• _What the task asks_:
Repeat all of the material below exactly as written, images excluded.

• _Source records_:
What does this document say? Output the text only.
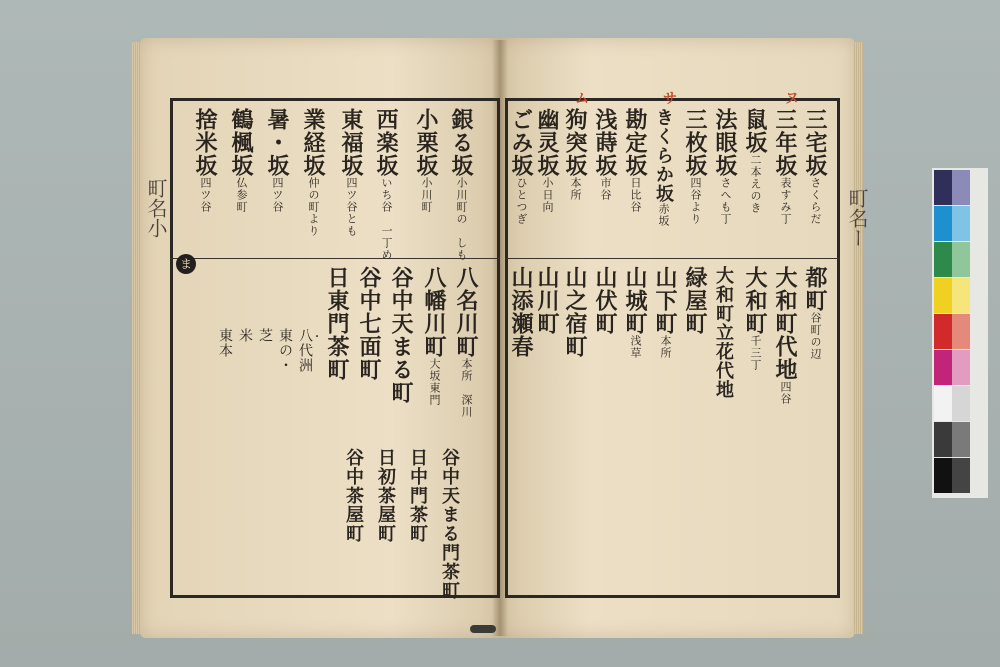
銀る坂小川町の　しも
小栗坂小川町
西楽坂いち谷　一丁め
東福坂四ツ谷とも
業経坂仲の町より
暑・坂四ツ谷
鶴楓坂仏参町
捨米坂四ツ谷
ま
八名川町本所　深川
八幡川町大坂東門
谷中天まる町
谷中七面町
日東門茶町
谷中天まる門茶町
日中門茶町
日初茶屋町
谷中茶屋町
・
八代洲
東の・
芝
米
東本
ム	サ	ヌ
三宅坂さくらだ
三年坂表すみ丁
鼠坂二本えのき
法眼坂さへも丁
三枚坂四谷より
きくらか坂赤坂
勘定坂日比谷
浅蒔坂市谷
狗突坂本所
幽灵坂小日向
ごみ坂ひとつぎ
都町谷町の辺
大和町代地四谷
大和町千三丁
大和町立花代地
緑屋町
山下町本所
山城町浅草
山伏町
山之宿町
山川町
山添瀬春
町名小	町名ー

• _Reply_:
What does this document say? Output the text only.
銀る坂小川町の　しも
小栗坂小川町
西楽坂いち谷　一丁め
東福坂四ツ谷とも
業経坂仲の町より
暑・坂四ツ谷
鶴楓坂仏参町
捨米坂四ツ谷
ま
八名川町本所　深川
八幡川町大坂東門
谷中天まる町
谷中七面町
日東門茶町
谷中天まる門茶町
日中門茶町
日初茶屋町
谷中茶屋町
・
八代洲
東の・
芝
米
東本
ム	サ	ヌ
三宅坂さくらだ
三年坂表すみ丁
鼠坂二本えのき
法眼坂さへも丁
三枚坂四谷より
きくらか坂赤坂
勘定坂日比谷
浅蒔坂市谷
狗突坂本所
幽灵坂小日向
ごみ坂ひとつぎ
都町谷町の辺
大和町代地四谷
大和町千三丁
大和町立花代地
緑屋町
山下町本所
山城町浅草
山伏町
山之宿町
山川町
山添瀬春
町名小	町名ー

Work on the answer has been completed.